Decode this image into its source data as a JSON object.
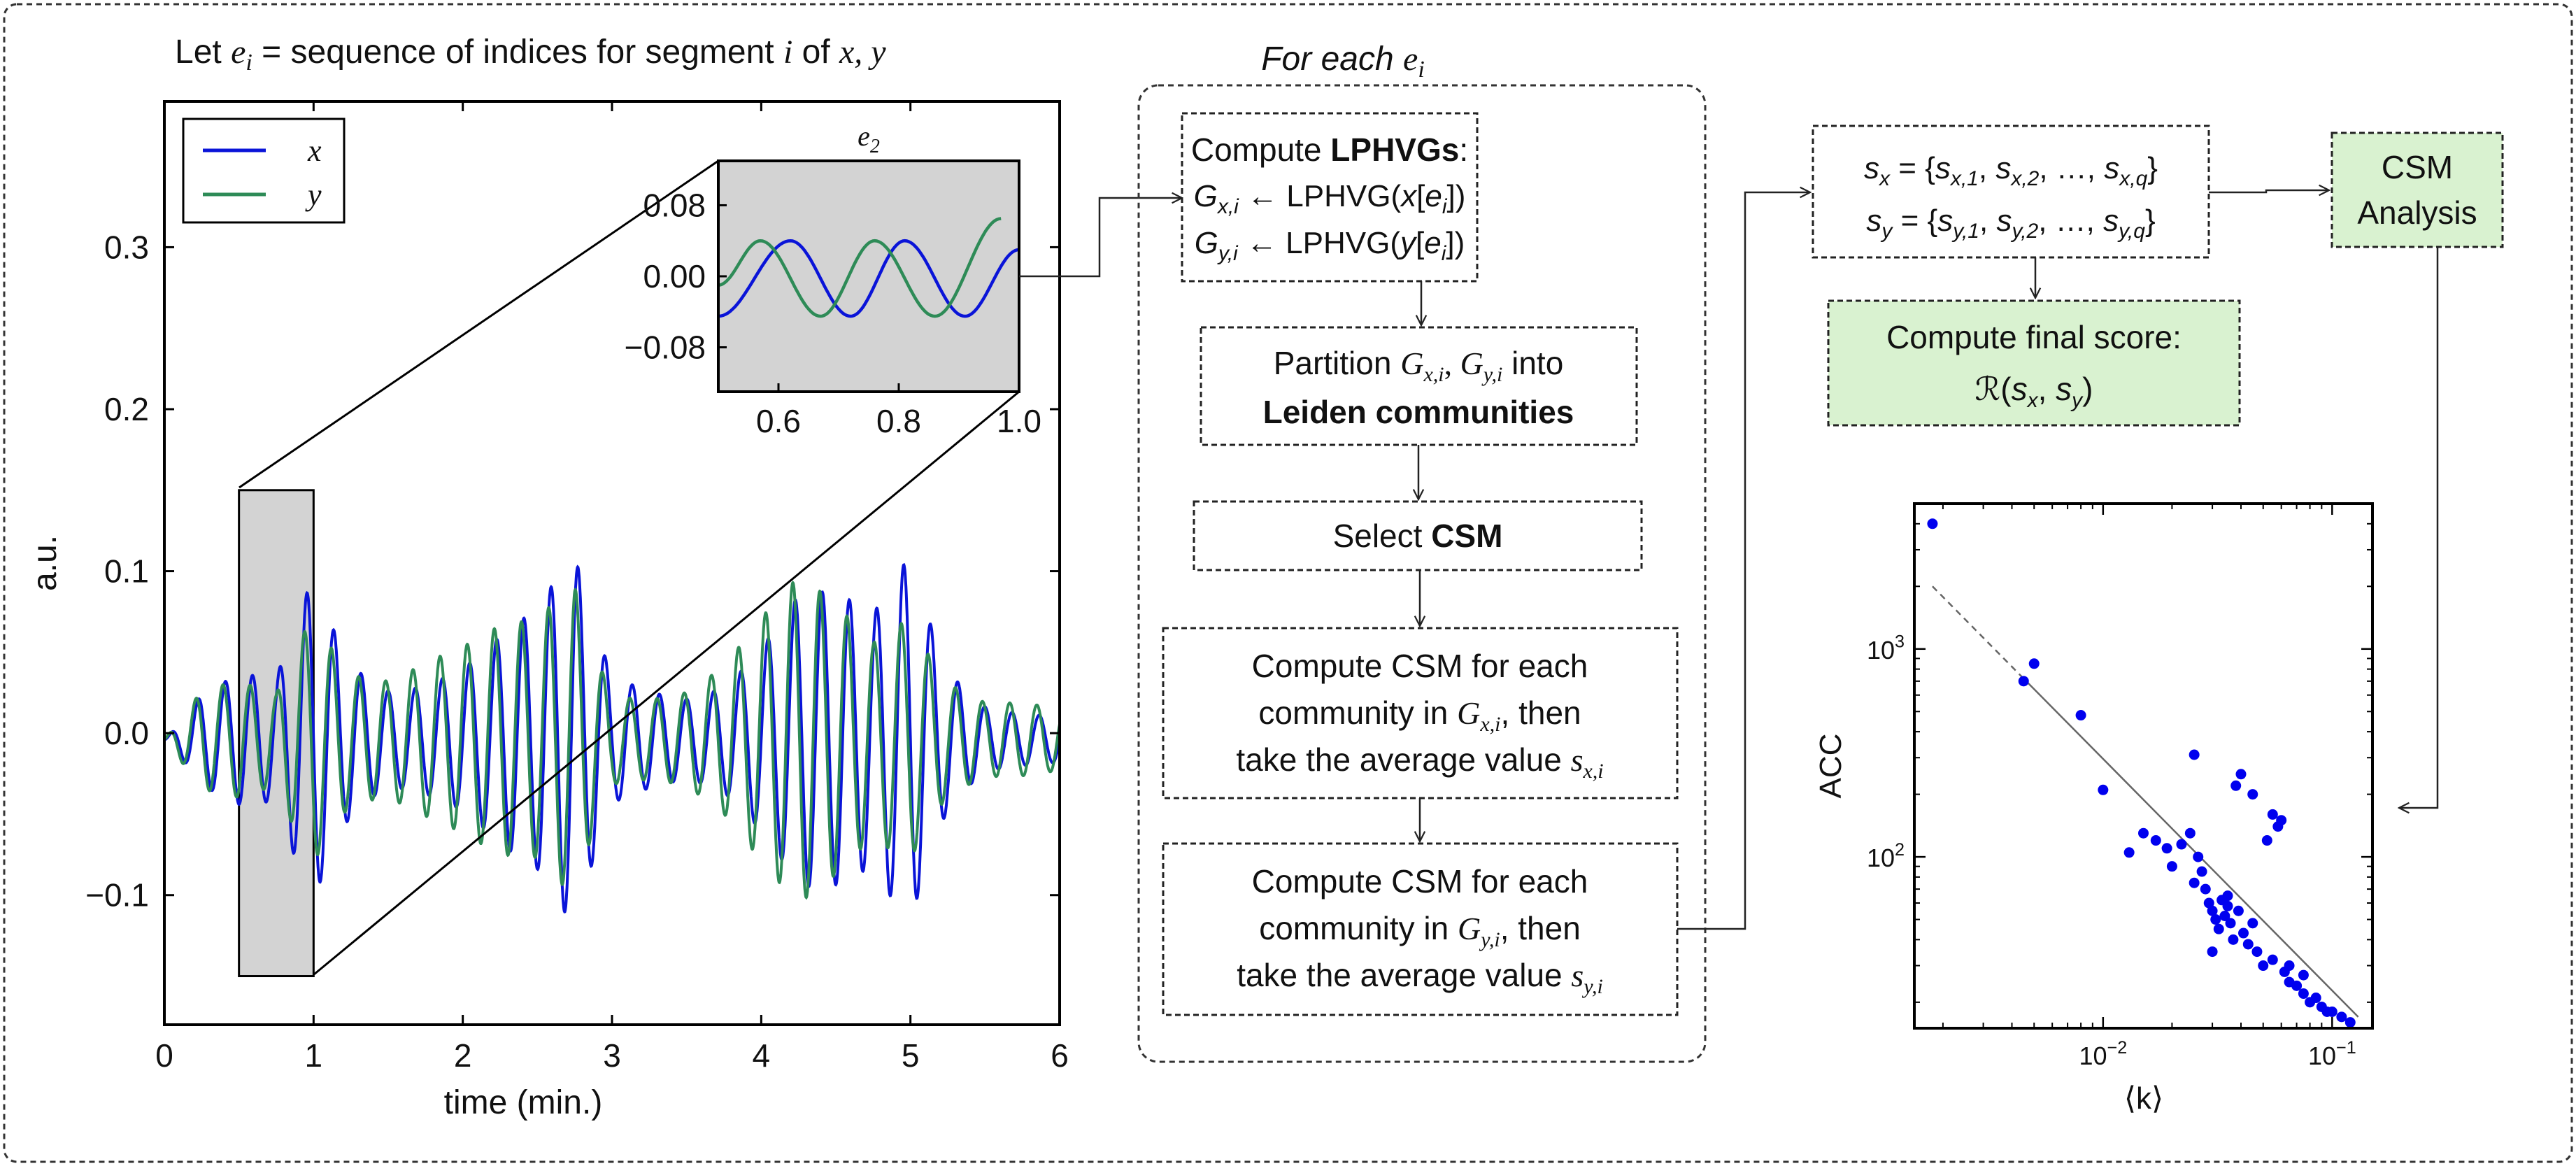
{
  "header": {
    "text": "Let e_i = sequence of indices for segment i of x, y",
    "pre": "Let ",
    "e": "e",
    "i": "i",
    "mid": " = sequence of indices for segment ",
    "seg": "i",
    "of": " of ",
    "xy": "x, y"
  },
  "for_each": {
    "pre": "For each ",
    "e": "e",
    "i": "i"
  },
  "flow": {
    "box1": {
      "title_pre": "Compute ",
      "title_bold": "LPHVGs",
      "title_post": ":",
      "line2": "G_{x,i} ← LPHVG(x[e_i])",
      "line3": "G_{y,i} ← LPHVG(y[e_i])"
    },
    "box2": {
      "line1": "Partition G_{x,i}, G_{y,i} into",
      "line2": "Leiden communities"
    },
    "box3": {
      "pre": "Select ",
      "bold": "CSM"
    },
    "box4": {
      "line1": "Compute CSM for each",
      "line2": "community in G_{x,i}, then",
      "line3": "take the average value s_{x,i}"
    },
    "box5": {
      "line1": "Compute CSM for each",
      "line2": "community in G_{y,i}, then",
      "line3": "take the average value s_{y,i}"
    },
    "sets": {
      "sx": "s_x = {s_{x,1}, s_{x,2}, …, s_{x,q}}",
      "sy": "s_y = {s_{y,1}, s_{y,2}, …, s_{y,q}}"
    },
    "csm_analysis": {
      "line1": "CSM",
      "line2": "Analysis"
    },
    "final_score": {
      "line1": "Compute final score:",
      "line2": "ℛ(s_x, s_y)"
    }
  },
  "colors": {
    "x_series": "#0a14d8",
    "y_series": "#2e8b57",
    "green_box": "#d9f2d0",
    "gray_region": "#d3d3d3",
    "scatter": "#0000ee"
  },
  "chart_data": [
    {
      "type": "line",
      "title": "",
      "xlabel": "time (min.)",
      "ylabel": "a.u.",
      "xlim": [
        0,
        6
      ],
      "ylim": [
        -0.18,
        0.39
      ],
      "xticks": [
        "0",
        "1",
        "2",
        "3",
        "4",
        "5",
        "6"
      ],
      "yticks": [
        "−0.1",
        "0.0",
        "0.1",
        "0.2",
        "0.3"
      ],
      "legend": {
        "placement": "top-left",
        "entries": [
          "x",
          "y"
        ]
      },
      "highlight_region": {
        "x": [
          0.5,
          1.0
        ],
        "y": [
          -0.15,
          0.15
        ]
      },
      "series": [
        {
          "name": "x",
          "x": [
            0,
            0.25,
            0.5,
            0.75,
            1.0,
            1.25,
            1.5,
            1.75,
            2.0,
            2.25,
            2.5,
            2.75,
            3.0,
            3.25,
            3.5,
            3.75,
            4.0,
            4.25,
            4.5,
            4.75,
            5.0,
            5.25,
            5.5,
            5.75,
            6.0
          ],
          "envelope": [
            0.0,
            0.03,
            0.04,
            0.04,
            0.13,
            0.08,
            0.06,
            0.06,
            0.06,
            0.07,
            0.08,
            0.12,
            0.05,
            0.05,
            0.05,
            0.06,
            0.08,
            0.1,
            0.09,
            0.08,
            0.14,
            0.07,
            0.04,
            0.03,
            0.02
          ]
        },
        {
          "name": "y",
          "x": [
            0,
            0.25,
            0.5,
            0.75,
            1.0,
            1.25,
            1.5,
            1.75,
            2.0,
            2.25,
            2.5,
            2.75,
            3.0,
            3.25,
            3.5,
            3.75,
            4.0,
            4.25,
            4.5,
            4.75,
            5.0,
            5.25,
            5.5,
            5.75,
            6.0
          ],
          "envelope": [
            0.0,
            0.03,
            0.04,
            0.04,
            0.14,
            0.08,
            0.06,
            0.06,
            0.06,
            0.07,
            0.08,
            0.13,
            0.05,
            0.05,
            0.05,
            0.06,
            0.08,
            0.1,
            0.09,
            0.08,
            0.13,
            0.07,
            0.04,
            0.03,
            0.02
          ]
        }
      ]
    },
    {
      "type": "line",
      "title": "e_2",
      "xlim": [
        0.5,
        1.0
      ],
      "ylim": [
        -0.13,
        0.13
      ],
      "xticks": [
        "0.6",
        "0.8",
        "1.0"
      ],
      "yticks": [
        "0.08",
        "0.00",
        "−0.08"
      ],
      "series": [
        {
          "name": "x",
          "x": [
            0.5,
            0.62,
            0.72,
            0.81,
            0.91,
            1.0
          ],
          "y": [
            -0.045,
            0.04,
            -0.045,
            0.04,
            -0.045,
            0.03
          ]
        },
        {
          "name": "y",
          "x": [
            0.5,
            0.57,
            0.67,
            0.76,
            0.86,
            0.97
          ],
          "y": [
            -0.01,
            0.04,
            -0.045,
            0.04,
            -0.045,
            0.065
          ]
        }
      ]
    },
    {
      "type": "scatter",
      "title": "",
      "xlabel": "⟨k⟩",
      "ylabel": "ACC",
      "xscale": "log",
      "yscale": "log",
      "xlim": [
        0.0015,
        0.15
      ],
      "ylim": [
        15,
        5000
      ],
      "xticks": [
        "10^{-2}",
        "10^{-1}"
      ],
      "yticks": [
        "10^3",
        "10^2"
      ],
      "fit_line": {
        "x": [
          0.0018,
          0.13
        ],
        "y": [
          2000,
          17
        ]
      },
      "points": [
        [
          0.0018,
          4000
        ],
        [
          0.0045,
          700
        ],
        [
          0.005,
          850
        ],
        [
          0.008,
          480
        ],
        [
          0.01,
          210
        ],
        [
          0.013,
          105
        ],
        [
          0.015,
          130
        ],
        [
          0.017,
          120
        ],
        [
          0.019,
          110
        ],
        [
          0.02,
          90
        ],
        [
          0.022,
          115
        ],
        [
          0.024,
          130
        ],
        [
          0.025,
          310
        ],
        [
          0.026,
          100
        ],
        [
          0.027,
          85
        ],
        [
          0.028,
          70
        ],
        [
          0.029,
          60
        ],
        [
          0.03,
          55
        ],
        [
          0.031,
          50
        ],
        [
          0.032,
          45
        ],
        [
          0.033,
          62
        ],
        [
          0.034,
          52
        ],
        [
          0.035,
          58
        ],
        [
          0.036,
          48
        ],
        [
          0.037,
          40
        ],
        [
          0.038,
          220
        ],
        [
          0.039,
          55
        ],
        [
          0.04,
          250
        ],
        [
          0.041,
          43
        ],
        [
          0.043,
          38
        ],
        [
          0.045,
          200
        ],
        [
          0.047,
          35
        ],
        [
          0.05,
          30
        ],
        [
          0.052,
          120
        ],
        [
          0.055,
          160
        ],
        [
          0.058,
          140
        ],
        [
          0.06,
          150
        ],
        [
          0.062,
          28
        ],
        [
          0.065,
          25
        ],
        [
          0.07,
          24
        ],
        [
          0.075,
          22
        ],
        [
          0.08,
          20
        ],
        [
          0.085,
          21
        ],
        [
          0.09,
          19
        ],
        [
          0.095,
          18
        ],
        [
          0.1,
          18
        ],
        [
          0.11,
          17
        ],
        [
          0.12,
          16
        ],
        [
          0.03,
          35
        ],
        [
          0.035,
          65
        ],
        [
          0.045,
          48
        ],
        [
          0.055,
          32
        ],
        [
          0.065,
          30
        ],
        [
          0.075,
          27
        ],
        [
          0.025,
          75
        ]
      ]
    }
  ]
}
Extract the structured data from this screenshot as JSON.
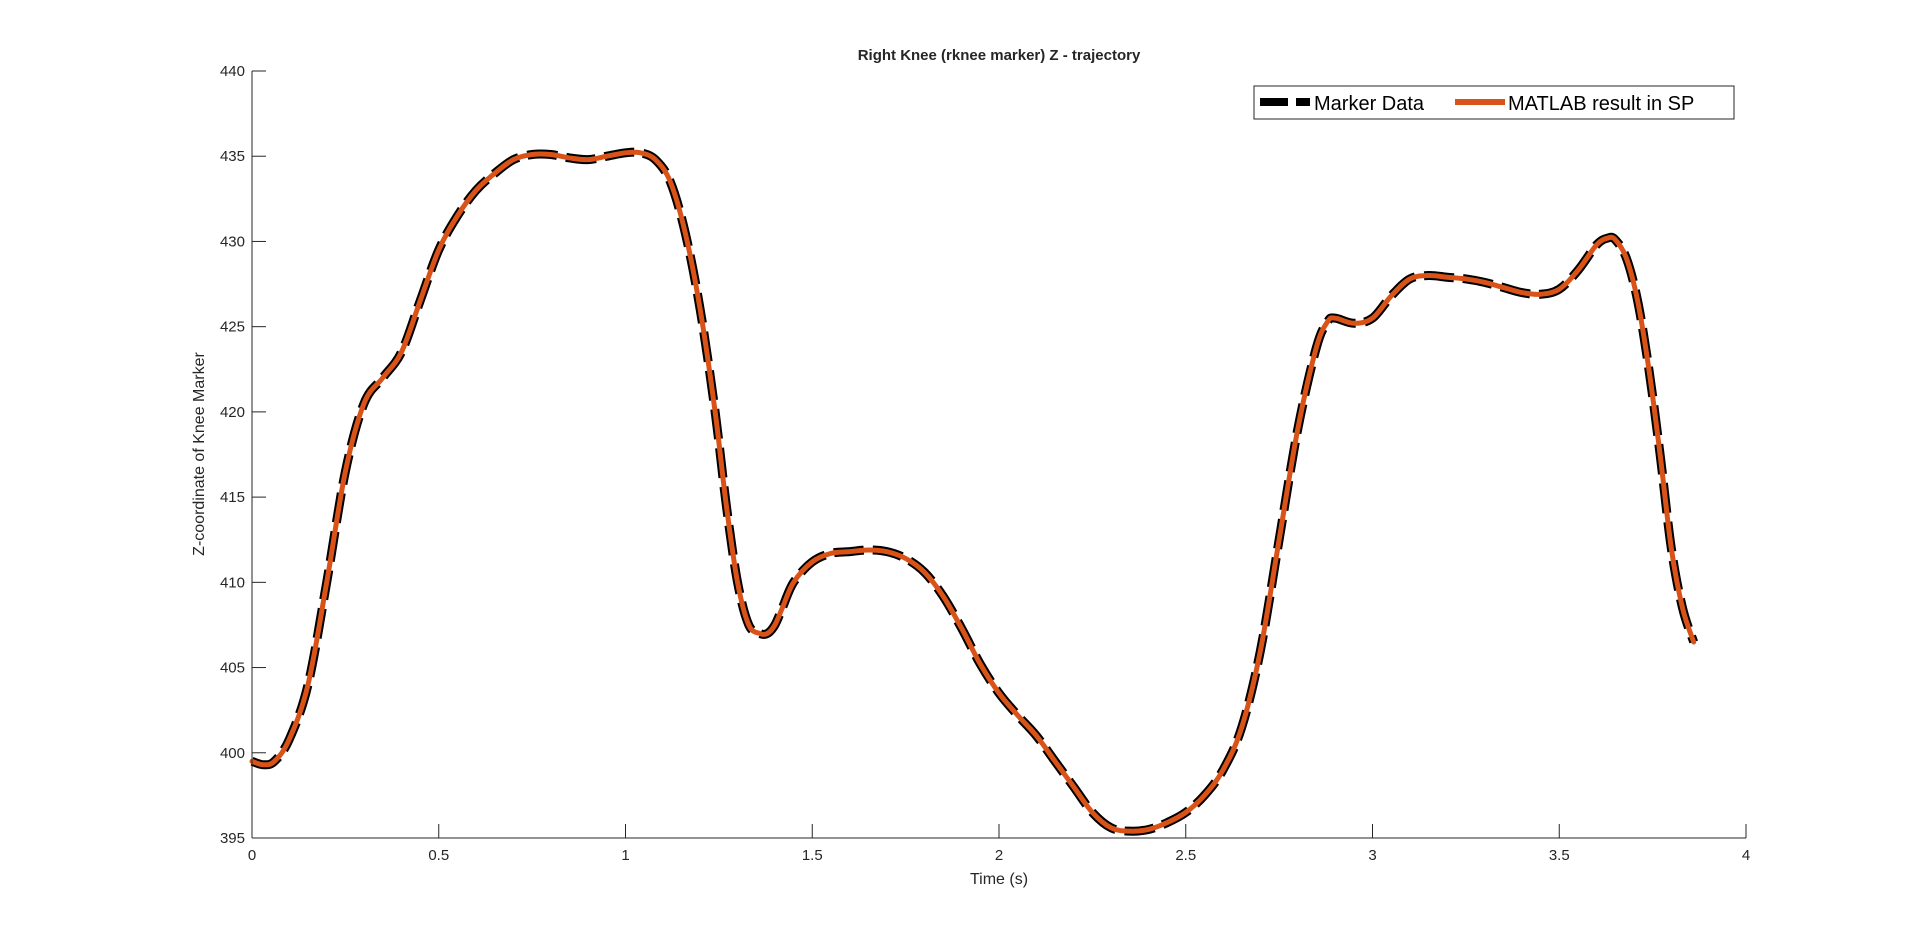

########################################

Print out the lines exactly, skipping any picture.

Decode this image into its source data as a JSON object.
{
  "header": {
    "text": "Let e_i = sequence of indices for segment i of x, y",
    "pre": "Let ",
    "e": "e",
    "i": "i",
    "mid": " = sequence of indices for segment ",
    "seg": "i",
    "of": " of ",
    "xy": "x, y"
  },
  "for_each": {
    "pre": "For each ",
    "e": "e",
    "i": "i"
  },
  "flow": {
    "box1": {
      "title_pre": "Compute ",
      "title_bold": "LPHVGs",
      "title_post": ":",
      "line2": "G_{x,i} ← LPHVG(x[e_i])",
      "line3": "G_{y,i} ← LPHVG(y[e_i])"
    },
    "box2": {
      "line1": "Partition G_{x,i}, G_{y,i} into",
      "line2": "Leiden communities"
    },
    "box3": {
      "pre": "Select ",
      "bold": "CSM"
    },
    "box4": {
      "line1": "Compute CSM for each",
      "line2": "community in G_{x,i}, then",
      "line3": "take the average value s_{x,i}"
    },
    "box5": {
      "line1": "Compute CSM for each",
      "line2": "community in G_{y,i}, then",
      "line3": "take the average value s_{y,i}"
    },
    "sets": {
      "sx": "s_x = {s_{x,1}, s_{x,2}, …, s_{x,q}}",
      "sy": "s_y = {s_{y,1}, s_{y,2}, …, s_{y,q}}"
    },
    "csm_analysis": {
      "line1": "CSM",
      "line2": "Analysis"
    },
    "final_score": {
      "line1": "Compute final score:",
      "line2": "ℛ(s_x, s_y)"
    }
  },
  "colors": {
    "x_series": "#0a14d8",
    "y_series": "#2e8b57",
    "green_box": "#d9f2d0",
    "gray_region": "#d3d3d3",
    "scatter": "#0000ee"
  },
  "chart_data": [
    {
      "type": "line",
      "title": "",
      "xlabel": "time (min.)",
      "ylabel": "a.u.",
      "xlim": [
        0,
        6
      ],
      "ylim": [
        -0.18,
        0.39
      ],
      "xticks": [
        "0",
        "1",
        "2",
        "3",
        "4",
        "5",
        "6"
      ],
      "yticks": [
        "−0.1",
        "0.0",
        "0.1",
        "0.2",
        "0.3"
      ],
      "legend": {
        "placement": "top-left",
        "entries": [
          "x",
          "y"
        ]
      },
      "highlight_region": {
        "x": [
          0.5,
          1.0
        ],
        "y": [
          -0.15,
          0.15
        ]
      },
      "series": [
        {
          "name": "x",
          "x": [
            0,
            0.25,
            0.5,
            0.75,
            1.0,
            1.25,
            1.5,
            1.75,
            2.0,
            2.25,
            2.5,
            2.75,
            3.0,
            3.25,
            3.5,
            3.75,
            4.0,
            4.25,
            4.5,
            4.75,
            5.0,
            5.25,
            5.5,
            5.75,
            6.0
          ],
          "envelope": [
            0.0,
            0.03,
            0.04,
            0.04,
            0.13,
            0.08,
            0.06,
            0.06,
            0.06,
            0.07,
            0.08,
            0.12,
            0.05,
            0.05,
            0.05,
            0.06,
            0.08,
            0.1,
            0.09,
            0.08,
            0.14,
            0.07,
            0.04,
            0.03,
            0.02
          ]
        },
        {
          "name": "y",
          "x": [
            0,
            0.25,
            0.5,
            0.75,
            1.0,
            1.25,
            1.5,
            1.75,
            2.0,
            2.25,
            2.5,
            2.75,
            3.0,
            3.25,
            3.5,
            3.75,
            4.0,
            4.25,
            4.5,
            4.75,
            5.0,
            5.25,
            5.5,
            5.75,
            6.0
          ],
          "envelope": [
            0.0,
            0.03,
            0.04,
            0.04,
            0.14,
            0.08,
            0.06,
            0.06,
            0.06,
            0.07,
            0.08,
            0.13,
            0.05,
            0.05,
            0.05,
            0.06,
            0.08,
            0.1,
            0.09,
            0.08,
            0.13,
            0.07,
            0.04,
            0.03,
            0.02
          ]
        }
      ]
    },
    {
      "type": "line",
      "title": "e_2",
      "xlim": [
        0.5,
        1.0
      ],
      "ylim": [
        -0.13,
        0.13
      ],
      "xticks": [
        "0.6",
        "0.8",
        "1.0"
      ],
      "yticks": [
        "0.08",
        "0.00",
        "−0.08"
      ],
      "series": [
        {
          "name": "x",
          "x": [
            0.5,
            0.62,
            0.72,
            0.81,
            0.91,
            1.0
          ],
          "y": [
            -0.045,
            0.04,
            -0.045,
            0.04,
            -0.045,
            0.03
          ]
        },
        {
          "name": "y",
          "x": [
            0.5,
            0.57,
            0.67,
            0.76,
            0.86,
            0.97
          ],
          "y": [
            -0.01,
            0.04,
            -0.045,
            0.04,
            -0.045,
            0.065
          ]
        }
      ]
    },
    {
      "type": "scatter",
      "title": "",
      "xlabel": "⟨k⟩",
      "ylabel": "ACC",
      "xscale": "log",
      "yscale": "log",
      "xlim": [
        0.0015,
        0.15
      ],
      "ylim": [
        15,
        5000
      ],
      "xticks": [
        "10^{-2}",
        "10^{-1}"
      ],
      "yticks": [
        "10^3",
        "10^2"
      ],
      "fit_line": {
        "x": [
          0.0018,
          0.13
        ],
        "y": [
          2000,
          17
        ]
      },
      "points": [
        [
          0.0018,
          4000
        ],
        [
          0.0045,
          700
        ],
        [
          0.005,
          850
        ],
        [
          0.008,
          480
        ],
        [
          0.01,
          210
        ],
        [
          0.013,
          105
        ],
        [
          0.015,
          130
        ],
        [
          0.017,
          120
        ],
        [
          0.019,
          110
        ],
        [
          0.02,
          90
        ],
        [
          0.022,
          115
        ],
        [
          0.024,
          130
        ],
        [
          0.025,
          310
        ],
        [
          0.026,
          100
        ],
        [
          0.027,
          85
        ],
        [
          0.028,
          70
        ],
        [
          0.029,
          60
        ],
        [
          0.03,
          55
        ],
        [
          0.031,
          50
        ],
        [
          0.032,
          45
        ],
        [
          0.033,
          62
        ],
        [
          0.034,
          52
        ],
        [
          0.035,
          58
        ],
        [
          0.036,
          48
        ],
        [
          0.037,
          40
        ],
        [
          0.038,
          220
        ],
        [
          0.039,
          55
        ],
        [
          0.04,
          250
        ],
        [
          0.041,
          43
        ],
        [
          0.043,
          38
        ],
        [
          0.045,
          200
        ],
        [
          0.047,
          35
        ],
        [
          0.05,
          30
        ],
        [
          0.052,
          120
        ],
        [
          0.055,
          160
        ],
        [
          0.058,
          140
        ],
        [
          0.06,
          150
        ],
        [
          0.062,
          28
        ],
        [
          0.065,
          25
        ],
        [
          0.07,
          24
        ],
        [
          0.075,
          22
        ],
        [
          0.08,
          20
        ],
        [
          0.085,
          21
        ],
        [
          0.09,
          19
        ],
        [
          0.095,
          18
        ],
        [
          0.1,
          18
        ],
        [
          0.11,
          17
        ],
        [
          0.12,
          16
        ],
        [
          0.03,
          35
        ],
        [
          0.035,
          65
        ],
        [
          0.045,
          48
        ],
        [
          0.055,
          32
        ],
        [
          0.065,
          30
        ],
        [
          0.075,
          27
        ],
        [
          0.025,
          75
        ]
      ]
    }
  ]
}
Extract the structured data from this screenshot as JSON.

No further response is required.